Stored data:
** BEGIN **

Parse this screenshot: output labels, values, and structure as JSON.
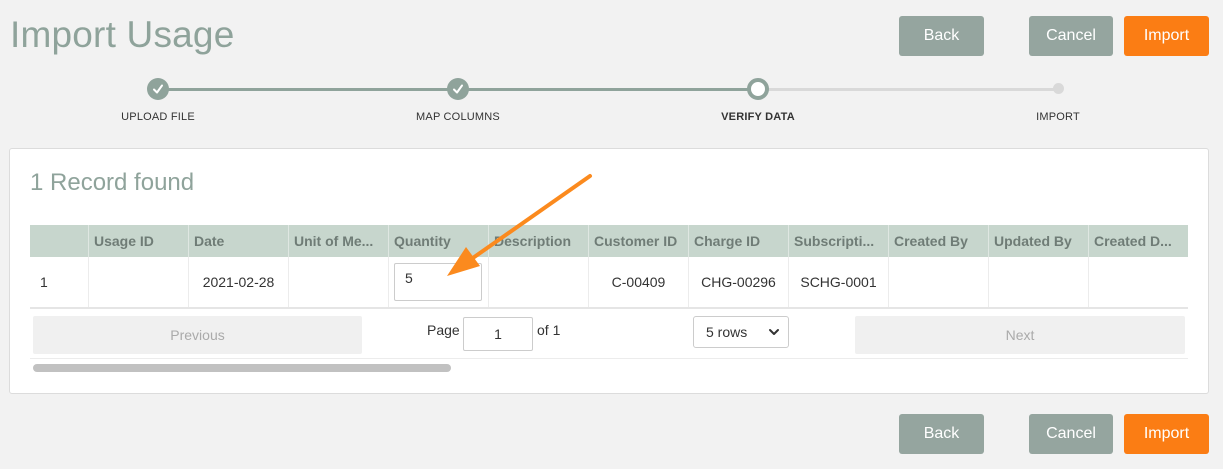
{
  "page": {
    "title": "Import Usage"
  },
  "header_buttons": {
    "back": "Back",
    "cancel": "Cancel",
    "import": "Import"
  },
  "footer_buttons": {
    "back": "Back",
    "cancel": "Cancel",
    "import": "Import"
  },
  "stepper": {
    "steps": [
      {
        "label": "UPLOAD FILE",
        "state": "done"
      },
      {
        "label": "MAP COLUMNS",
        "state": "done"
      },
      {
        "label": "VERIFY DATA",
        "state": "current"
      },
      {
        "label": "IMPORT",
        "state": "todo"
      }
    ]
  },
  "panel": {
    "record_count": "1 Record found"
  },
  "table": {
    "columns": [
      "",
      "Usage ID",
      "Date",
      "Unit of Me...",
      "Quantity",
      "Description",
      "Customer ID",
      "Charge ID",
      "Subscripti...",
      "Created By",
      "Updated By",
      "Created D..."
    ],
    "row": {
      "index": "1",
      "usage_id": "",
      "date": "2021-02-28",
      "unit_of_measure": "",
      "quantity": "5",
      "description": "",
      "customer_id": "C-00409",
      "charge_id": "CHG-00296",
      "subscription": "SCHG-0001",
      "created_by": "",
      "updated_by": "",
      "created_date": ""
    }
  },
  "pagination": {
    "previous": "Previous",
    "page_label": "Page",
    "page_value": "1",
    "of_label": "of 1",
    "rows_option": "5 rows",
    "next": "Next"
  },
  "colors": {
    "accent_orange": "#fb7d14",
    "grey_button": "#95a59f",
    "sage": "#8fa39b",
    "header_row": "#c7d6cd"
  },
  "icons": [
    "check-icon",
    "chevron-down-icon",
    "annotation-arrow"
  ]
}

** END **

(Exercise description): Locate the word "state" in the data above. Copy every line carrying it.

(Answer):
        "state": "done"
        "state": "done"
        "state": "current"
        "state": "todo"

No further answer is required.